■ Exercise directions
Gather every line in the records below that contains the word "name".

■ Data
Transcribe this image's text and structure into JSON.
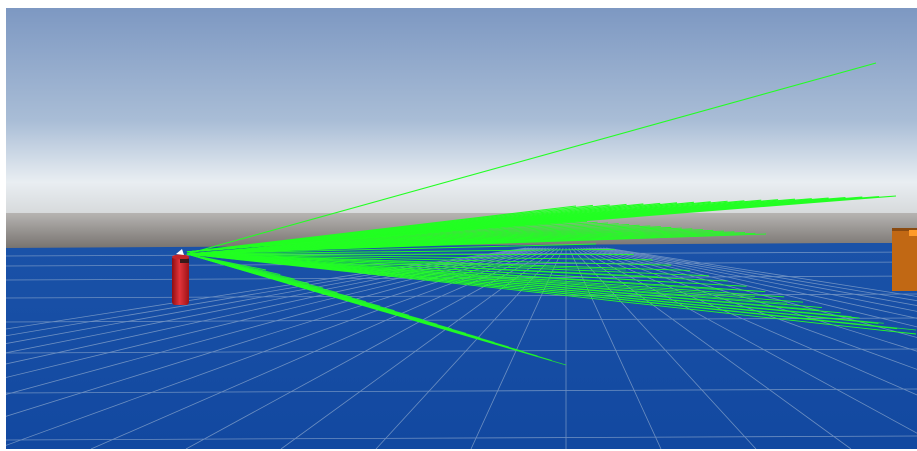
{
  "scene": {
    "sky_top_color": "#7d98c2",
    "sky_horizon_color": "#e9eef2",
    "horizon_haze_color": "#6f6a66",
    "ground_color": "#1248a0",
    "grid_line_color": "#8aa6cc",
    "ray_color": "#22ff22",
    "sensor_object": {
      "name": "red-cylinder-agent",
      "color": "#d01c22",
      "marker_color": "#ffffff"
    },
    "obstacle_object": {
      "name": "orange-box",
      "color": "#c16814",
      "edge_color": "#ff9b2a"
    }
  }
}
...
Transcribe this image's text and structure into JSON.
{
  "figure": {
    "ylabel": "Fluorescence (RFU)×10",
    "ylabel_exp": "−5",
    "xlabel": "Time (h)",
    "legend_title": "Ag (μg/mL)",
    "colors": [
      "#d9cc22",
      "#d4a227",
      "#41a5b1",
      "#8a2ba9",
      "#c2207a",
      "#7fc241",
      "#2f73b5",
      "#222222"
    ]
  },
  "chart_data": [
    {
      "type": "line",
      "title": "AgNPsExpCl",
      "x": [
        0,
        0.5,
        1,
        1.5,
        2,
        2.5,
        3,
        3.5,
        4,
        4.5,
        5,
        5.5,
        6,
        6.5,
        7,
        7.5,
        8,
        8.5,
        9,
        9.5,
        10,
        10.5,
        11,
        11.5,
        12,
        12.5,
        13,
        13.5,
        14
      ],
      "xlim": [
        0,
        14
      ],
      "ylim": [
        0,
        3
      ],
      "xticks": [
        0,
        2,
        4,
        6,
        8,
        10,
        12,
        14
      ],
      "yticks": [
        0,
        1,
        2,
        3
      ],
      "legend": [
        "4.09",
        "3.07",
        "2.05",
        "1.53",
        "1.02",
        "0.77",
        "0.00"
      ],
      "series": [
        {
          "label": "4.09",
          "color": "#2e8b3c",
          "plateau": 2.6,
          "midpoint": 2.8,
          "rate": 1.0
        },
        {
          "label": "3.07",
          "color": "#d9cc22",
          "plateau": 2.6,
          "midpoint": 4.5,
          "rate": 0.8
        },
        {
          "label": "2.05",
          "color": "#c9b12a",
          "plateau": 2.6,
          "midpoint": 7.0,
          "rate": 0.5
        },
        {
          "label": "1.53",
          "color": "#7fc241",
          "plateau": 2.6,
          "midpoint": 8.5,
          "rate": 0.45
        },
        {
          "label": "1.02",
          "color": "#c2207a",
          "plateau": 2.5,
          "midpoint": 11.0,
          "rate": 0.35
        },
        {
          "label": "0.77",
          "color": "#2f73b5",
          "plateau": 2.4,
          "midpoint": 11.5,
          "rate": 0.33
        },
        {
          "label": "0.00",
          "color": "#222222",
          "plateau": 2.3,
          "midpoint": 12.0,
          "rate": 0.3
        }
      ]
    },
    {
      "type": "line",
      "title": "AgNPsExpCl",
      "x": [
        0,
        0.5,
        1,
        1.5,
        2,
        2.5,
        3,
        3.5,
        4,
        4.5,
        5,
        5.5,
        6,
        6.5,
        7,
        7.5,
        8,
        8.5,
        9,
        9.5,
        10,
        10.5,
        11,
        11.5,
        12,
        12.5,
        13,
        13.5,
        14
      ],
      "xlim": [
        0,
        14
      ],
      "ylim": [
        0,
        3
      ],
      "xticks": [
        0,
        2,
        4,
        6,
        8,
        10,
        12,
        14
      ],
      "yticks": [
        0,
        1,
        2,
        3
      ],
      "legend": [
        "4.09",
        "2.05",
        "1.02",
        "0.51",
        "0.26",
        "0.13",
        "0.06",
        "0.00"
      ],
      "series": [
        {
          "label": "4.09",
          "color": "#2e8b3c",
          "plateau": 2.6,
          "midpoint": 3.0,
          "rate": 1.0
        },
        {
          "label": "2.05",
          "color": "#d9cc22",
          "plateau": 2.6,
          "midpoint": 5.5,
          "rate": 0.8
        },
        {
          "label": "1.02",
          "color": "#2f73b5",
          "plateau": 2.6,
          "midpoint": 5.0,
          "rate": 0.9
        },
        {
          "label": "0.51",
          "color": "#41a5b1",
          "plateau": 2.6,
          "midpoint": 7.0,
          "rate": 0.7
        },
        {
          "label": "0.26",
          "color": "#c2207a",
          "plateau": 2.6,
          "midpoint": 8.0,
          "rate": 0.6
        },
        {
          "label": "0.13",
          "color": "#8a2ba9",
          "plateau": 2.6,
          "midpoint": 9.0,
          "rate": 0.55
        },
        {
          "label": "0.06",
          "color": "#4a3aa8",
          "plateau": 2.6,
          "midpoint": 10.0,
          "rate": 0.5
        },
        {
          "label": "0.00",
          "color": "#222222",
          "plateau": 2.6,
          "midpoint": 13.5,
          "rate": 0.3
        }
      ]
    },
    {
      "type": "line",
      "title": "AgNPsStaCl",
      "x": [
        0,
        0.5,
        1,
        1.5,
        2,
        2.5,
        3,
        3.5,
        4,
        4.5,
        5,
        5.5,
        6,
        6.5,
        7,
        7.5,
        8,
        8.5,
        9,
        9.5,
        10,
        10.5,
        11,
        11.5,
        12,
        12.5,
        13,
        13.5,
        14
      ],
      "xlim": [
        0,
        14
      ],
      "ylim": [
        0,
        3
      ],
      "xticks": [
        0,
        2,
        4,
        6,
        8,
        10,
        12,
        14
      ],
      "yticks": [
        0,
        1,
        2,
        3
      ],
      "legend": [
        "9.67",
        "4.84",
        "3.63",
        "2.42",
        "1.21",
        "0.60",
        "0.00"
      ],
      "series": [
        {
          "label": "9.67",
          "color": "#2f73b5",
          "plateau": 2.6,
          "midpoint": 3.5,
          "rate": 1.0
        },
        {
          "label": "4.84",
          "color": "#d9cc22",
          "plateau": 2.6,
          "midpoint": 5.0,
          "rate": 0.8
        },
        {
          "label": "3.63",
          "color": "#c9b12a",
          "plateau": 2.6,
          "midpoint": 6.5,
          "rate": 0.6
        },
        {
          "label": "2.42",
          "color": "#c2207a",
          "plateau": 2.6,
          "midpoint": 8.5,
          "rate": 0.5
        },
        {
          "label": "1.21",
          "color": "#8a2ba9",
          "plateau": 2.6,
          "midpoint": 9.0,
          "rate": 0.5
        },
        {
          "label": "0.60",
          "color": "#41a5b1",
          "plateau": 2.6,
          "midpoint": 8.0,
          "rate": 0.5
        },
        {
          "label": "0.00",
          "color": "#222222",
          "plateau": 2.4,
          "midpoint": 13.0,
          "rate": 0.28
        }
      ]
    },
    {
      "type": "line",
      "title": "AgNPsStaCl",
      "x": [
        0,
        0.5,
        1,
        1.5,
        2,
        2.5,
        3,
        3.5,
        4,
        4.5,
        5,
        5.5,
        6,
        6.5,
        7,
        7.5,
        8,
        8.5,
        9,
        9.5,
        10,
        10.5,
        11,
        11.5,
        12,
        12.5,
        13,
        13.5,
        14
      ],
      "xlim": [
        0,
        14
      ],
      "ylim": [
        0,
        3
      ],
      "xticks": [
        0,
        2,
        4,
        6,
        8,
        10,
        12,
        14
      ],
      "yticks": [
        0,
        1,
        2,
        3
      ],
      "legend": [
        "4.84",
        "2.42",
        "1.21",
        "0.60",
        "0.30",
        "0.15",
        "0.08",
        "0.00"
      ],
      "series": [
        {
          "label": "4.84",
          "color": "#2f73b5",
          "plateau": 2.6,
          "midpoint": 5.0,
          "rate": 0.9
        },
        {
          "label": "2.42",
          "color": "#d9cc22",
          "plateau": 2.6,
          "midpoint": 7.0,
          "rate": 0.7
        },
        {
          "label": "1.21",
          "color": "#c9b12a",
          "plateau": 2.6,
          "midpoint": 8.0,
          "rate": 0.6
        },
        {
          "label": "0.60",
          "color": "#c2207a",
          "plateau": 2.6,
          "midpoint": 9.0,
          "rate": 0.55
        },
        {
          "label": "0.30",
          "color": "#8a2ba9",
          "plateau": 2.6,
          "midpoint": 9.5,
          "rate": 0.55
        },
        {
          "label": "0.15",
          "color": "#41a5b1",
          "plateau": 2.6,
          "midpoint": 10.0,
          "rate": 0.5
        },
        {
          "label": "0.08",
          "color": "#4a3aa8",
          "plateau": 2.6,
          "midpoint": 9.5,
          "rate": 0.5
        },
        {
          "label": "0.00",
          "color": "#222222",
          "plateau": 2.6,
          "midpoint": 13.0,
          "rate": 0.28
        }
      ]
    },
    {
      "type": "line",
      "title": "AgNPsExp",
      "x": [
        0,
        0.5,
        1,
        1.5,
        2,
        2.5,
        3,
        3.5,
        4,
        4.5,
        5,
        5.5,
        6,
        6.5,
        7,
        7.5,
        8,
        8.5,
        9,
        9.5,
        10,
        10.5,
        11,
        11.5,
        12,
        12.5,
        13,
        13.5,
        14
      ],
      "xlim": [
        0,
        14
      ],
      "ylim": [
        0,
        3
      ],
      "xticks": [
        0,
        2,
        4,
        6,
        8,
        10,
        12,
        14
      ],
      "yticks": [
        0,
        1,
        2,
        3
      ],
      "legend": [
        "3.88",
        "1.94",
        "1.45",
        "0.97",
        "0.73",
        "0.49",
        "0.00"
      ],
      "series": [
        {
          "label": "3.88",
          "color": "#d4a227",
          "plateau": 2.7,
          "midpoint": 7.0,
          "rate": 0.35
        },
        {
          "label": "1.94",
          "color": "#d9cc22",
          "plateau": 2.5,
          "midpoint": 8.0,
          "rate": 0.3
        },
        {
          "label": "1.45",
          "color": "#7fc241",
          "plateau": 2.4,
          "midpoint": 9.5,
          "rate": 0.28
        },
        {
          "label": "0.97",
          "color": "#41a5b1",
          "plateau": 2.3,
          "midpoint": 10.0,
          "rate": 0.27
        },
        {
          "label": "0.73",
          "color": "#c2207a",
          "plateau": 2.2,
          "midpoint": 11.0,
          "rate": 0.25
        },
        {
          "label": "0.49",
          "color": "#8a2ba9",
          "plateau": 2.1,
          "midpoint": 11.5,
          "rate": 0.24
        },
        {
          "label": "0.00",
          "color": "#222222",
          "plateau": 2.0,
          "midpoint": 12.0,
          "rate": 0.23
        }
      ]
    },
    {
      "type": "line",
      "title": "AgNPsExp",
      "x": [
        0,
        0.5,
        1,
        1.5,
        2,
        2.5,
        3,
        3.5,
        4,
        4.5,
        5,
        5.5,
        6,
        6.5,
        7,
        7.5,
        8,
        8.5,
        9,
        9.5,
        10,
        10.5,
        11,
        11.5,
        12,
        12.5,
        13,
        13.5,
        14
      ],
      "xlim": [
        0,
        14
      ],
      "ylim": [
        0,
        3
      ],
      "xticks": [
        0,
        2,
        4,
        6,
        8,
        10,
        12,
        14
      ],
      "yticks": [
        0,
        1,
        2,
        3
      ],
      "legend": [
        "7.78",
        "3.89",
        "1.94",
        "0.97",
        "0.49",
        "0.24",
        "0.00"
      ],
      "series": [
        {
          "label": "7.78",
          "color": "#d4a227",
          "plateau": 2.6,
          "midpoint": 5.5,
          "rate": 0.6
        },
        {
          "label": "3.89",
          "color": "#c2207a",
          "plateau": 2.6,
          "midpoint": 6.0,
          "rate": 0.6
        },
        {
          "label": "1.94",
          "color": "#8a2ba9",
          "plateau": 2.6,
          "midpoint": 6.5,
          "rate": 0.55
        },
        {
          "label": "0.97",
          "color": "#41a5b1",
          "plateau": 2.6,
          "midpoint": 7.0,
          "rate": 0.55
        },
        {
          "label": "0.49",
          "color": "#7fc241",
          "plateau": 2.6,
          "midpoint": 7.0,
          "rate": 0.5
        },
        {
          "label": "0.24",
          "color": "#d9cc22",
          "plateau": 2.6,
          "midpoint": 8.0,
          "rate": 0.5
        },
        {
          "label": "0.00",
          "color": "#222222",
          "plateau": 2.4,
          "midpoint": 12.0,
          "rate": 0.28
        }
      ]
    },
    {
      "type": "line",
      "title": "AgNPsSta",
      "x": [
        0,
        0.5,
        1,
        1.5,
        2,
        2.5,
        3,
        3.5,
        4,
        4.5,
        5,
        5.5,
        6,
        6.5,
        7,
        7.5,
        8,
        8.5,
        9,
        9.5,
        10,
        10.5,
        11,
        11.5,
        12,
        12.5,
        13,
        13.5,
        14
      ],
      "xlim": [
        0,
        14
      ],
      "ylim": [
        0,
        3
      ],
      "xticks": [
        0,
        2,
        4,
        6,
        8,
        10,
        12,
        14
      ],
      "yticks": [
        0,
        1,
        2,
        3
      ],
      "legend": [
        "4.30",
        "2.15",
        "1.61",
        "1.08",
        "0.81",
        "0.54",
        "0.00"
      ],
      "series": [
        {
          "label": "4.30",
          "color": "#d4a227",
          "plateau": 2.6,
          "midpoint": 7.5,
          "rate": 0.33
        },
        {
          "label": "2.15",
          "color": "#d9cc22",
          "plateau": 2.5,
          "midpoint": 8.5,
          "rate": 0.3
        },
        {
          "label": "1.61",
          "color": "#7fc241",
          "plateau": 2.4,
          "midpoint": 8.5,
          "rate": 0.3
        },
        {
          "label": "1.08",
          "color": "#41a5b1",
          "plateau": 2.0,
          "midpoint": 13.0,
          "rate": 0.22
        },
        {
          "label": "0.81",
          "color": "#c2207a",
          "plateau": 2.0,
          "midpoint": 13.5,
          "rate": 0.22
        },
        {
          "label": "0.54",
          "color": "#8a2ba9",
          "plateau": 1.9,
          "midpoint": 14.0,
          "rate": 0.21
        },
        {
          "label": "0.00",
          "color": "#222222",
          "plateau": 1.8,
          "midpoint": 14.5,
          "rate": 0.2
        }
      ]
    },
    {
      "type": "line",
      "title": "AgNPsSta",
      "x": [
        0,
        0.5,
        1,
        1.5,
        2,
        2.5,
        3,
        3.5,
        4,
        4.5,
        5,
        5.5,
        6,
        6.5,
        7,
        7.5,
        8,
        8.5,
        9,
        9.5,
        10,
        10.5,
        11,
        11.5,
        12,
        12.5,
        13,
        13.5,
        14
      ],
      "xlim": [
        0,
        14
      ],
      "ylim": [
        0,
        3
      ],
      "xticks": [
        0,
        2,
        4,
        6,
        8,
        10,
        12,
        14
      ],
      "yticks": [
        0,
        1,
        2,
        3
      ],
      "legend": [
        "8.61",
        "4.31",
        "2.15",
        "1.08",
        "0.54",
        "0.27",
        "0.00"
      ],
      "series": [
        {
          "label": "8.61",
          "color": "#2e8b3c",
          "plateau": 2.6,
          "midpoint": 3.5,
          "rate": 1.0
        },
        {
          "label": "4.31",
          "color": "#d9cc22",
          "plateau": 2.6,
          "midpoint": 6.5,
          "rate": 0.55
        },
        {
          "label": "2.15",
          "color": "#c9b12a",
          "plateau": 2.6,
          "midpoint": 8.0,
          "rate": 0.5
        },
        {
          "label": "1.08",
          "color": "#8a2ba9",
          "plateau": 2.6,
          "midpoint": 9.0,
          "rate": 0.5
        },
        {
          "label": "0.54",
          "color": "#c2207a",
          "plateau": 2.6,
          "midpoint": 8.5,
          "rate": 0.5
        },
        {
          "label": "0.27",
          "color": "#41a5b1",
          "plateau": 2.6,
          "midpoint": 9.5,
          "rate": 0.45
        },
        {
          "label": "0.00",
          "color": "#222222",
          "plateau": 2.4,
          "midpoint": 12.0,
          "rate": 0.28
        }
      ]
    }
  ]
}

■ Solution for this task
      "name": "red-cylinder-agent",
      "name": "orange-box",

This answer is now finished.